AIM - Can you output the material exactly as written, minus any pictures it holds?

↓↓↓

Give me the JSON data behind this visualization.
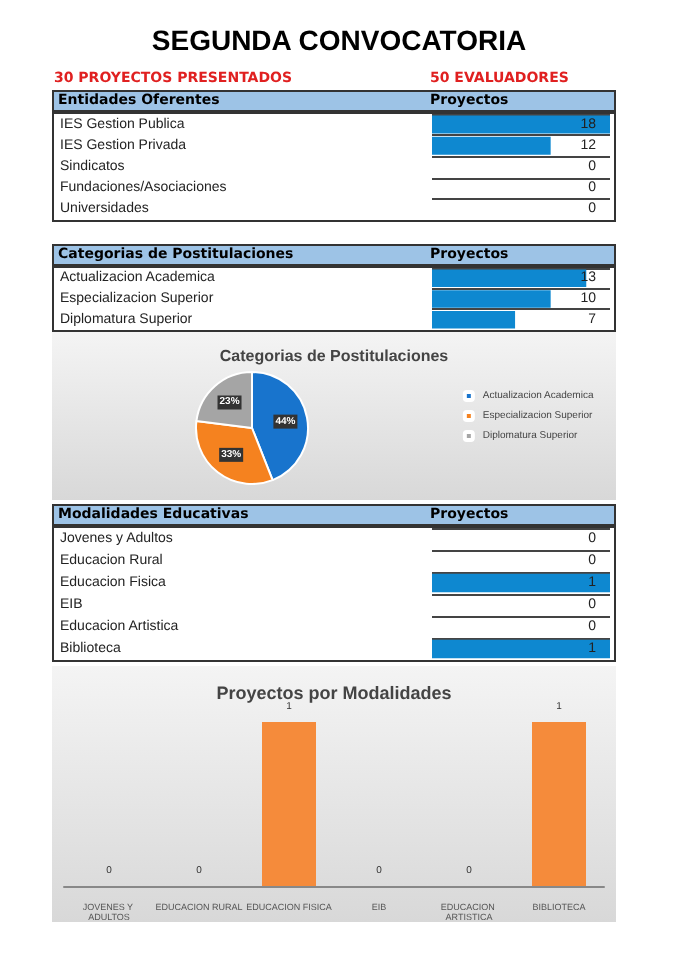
{
  "chart_data": [
    {
      "type": "bar",
      "orientation": "horizontal",
      "title": "SEGUNDA CONVOCATORIA",
      "annotations": [
        "30 PROYECTOS PRESENTADOS",
        "50 EVALUADORES"
      ],
      "ylabel": "Entidades Oferentes",
      "xlabel": "Proyectos",
      "categories": [
        "IES Gestion Publica",
        "IES Gestion Privada",
        "Sindicatos",
        "Fundaciones/Asociaciones",
        "Universidades"
      ],
      "values": [
        18,
        12,
        0,
        0,
        0
      ],
      "color": "#0e88d0",
      "data_labels": true,
      "tick_labels": "y"
    },
    {
      "type": "bar",
      "orientation": "horizontal",
      "ylabel": "Categorias de Postitulaciones",
      "xlabel": "Proyectos",
      "categories": [
        "Actualizacion Academica",
        "Especializacion Superior",
        "Diplomatura Superior"
      ],
      "values": [
        13,
        10,
        7
      ],
      "color": "#0e88d0",
      "data_labels": true,
      "tick_labels": "y"
    },
    {
      "type": "pie",
      "title": "Categorias de Postitulaciones",
      "categories": [
        "Actualizacion Academica",
        "Especializacion Superior",
        "Diplomatura Superior"
      ],
      "values": [
        44,
        33,
        23
      ],
      "value_labels": [
        "44%",
        "33%",
        "23%"
      ],
      "colors": [
        "#1874cd",
        "#f5821f",
        "#a5a5a5"
      ],
      "legend": "right"
    },
    {
      "type": "bar",
      "orientation": "horizontal",
      "ylabel": "Modalidades Educativas",
      "xlabel": "Proyectos",
      "categories": [
        "Jovenes y Adultos",
        "Educacion Rural",
        "Educacion Fisica",
        "EIB",
        "Educacion Artistica",
        "Biblioteca"
      ],
      "values": [
        0,
        0,
        1,
        0,
        0,
        1
      ],
      "color": "#0e88d0",
      "data_labels": true,
      "tick_labels": "y"
    },
    {
      "type": "bar",
      "title": "Proyectos por Modalidades",
      "categories": [
        "JOVENES Y ADULTOS",
        "EDUCACION RURAL",
        "EDUCACION FISICA",
        "EIB",
        "EDUCACION ARTISTICA",
        "BIBLIOTECA"
      ],
      "values": [
        0,
        0,
        1,
        0,
        0,
        1
      ],
      "color": "#f58b3b",
      "data_labels": true,
      "tick_labels": "x"
    }
  ]
}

↑↑↑

SOLVED PROBLEM -
Give me the JSON data behind this visualization.
{
  "chart_data": [
    {
      "type": "bar",
      "orientation": "horizontal",
      "title": "SEGUNDA CONVOCATORIA",
      "annotations": [
        "30 PROYECTOS PRESENTADOS",
        "50 EVALUADORES"
      ],
      "ylabel": "Entidades Oferentes",
      "xlabel": "Proyectos",
      "categories": [
        "IES Gestion Publica",
        "IES Gestion Privada",
        "Sindicatos",
        "Fundaciones/Asociaciones",
        "Universidades"
      ],
      "values": [
        18,
        12,
        0,
        0,
        0
      ],
      "color": "#0e88d0",
      "data_labels": true,
      "tick_labels": "y"
    },
    {
      "type": "bar",
      "orientation": "horizontal",
      "ylabel": "Categorias de Postitulaciones",
      "xlabel": "Proyectos",
      "categories": [
        "Actualizacion Academica",
        "Especializacion Superior",
        "Diplomatura Superior"
      ],
      "values": [
        13,
        10,
        7
      ],
      "color": "#0e88d0",
      "data_labels": true,
      "tick_labels": "y"
    },
    {
      "type": "pie",
      "title": "Categorias de Postitulaciones",
      "categories": [
        "Actualizacion Academica",
        "Especializacion Superior",
        "Diplomatura Superior"
      ],
      "values": [
        44,
        33,
        23
      ],
      "value_labels": [
        "44%",
        "33%",
        "23%"
      ],
      "colors": [
        "#1874cd",
        "#f5821f",
        "#a5a5a5"
      ],
      "legend": "right"
    },
    {
      "type": "bar",
      "orientation": "horizontal",
      "ylabel": "Modalidades Educativas",
      "xlabel": "Proyectos",
      "categories": [
        "Jovenes y Adultos",
        "Educacion Rural",
        "Educacion Fisica",
        "EIB",
        "Educacion Artistica",
        "Biblioteca"
      ],
      "values": [
        0,
        0,
        1,
        0,
        0,
        1
      ],
      "color": "#0e88d0",
      "data_labels": true,
      "tick_labels": "y"
    },
    {
      "type": "bar",
      "title": "Proyectos por Modalidades",
      "categories": [
        "JOVENES Y ADULTOS",
        "EDUCACION RURAL",
        "EDUCACION FISICA",
        "EIB",
        "EDUCACION ARTISTICA",
        "BIBLIOTECA"
      ],
      "values": [
        0,
        0,
        1,
        0,
        0,
        1
      ],
      "color": "#f58b3b",
      "data_labels": true,
      "tick_labels": "x"
    }
  ]
}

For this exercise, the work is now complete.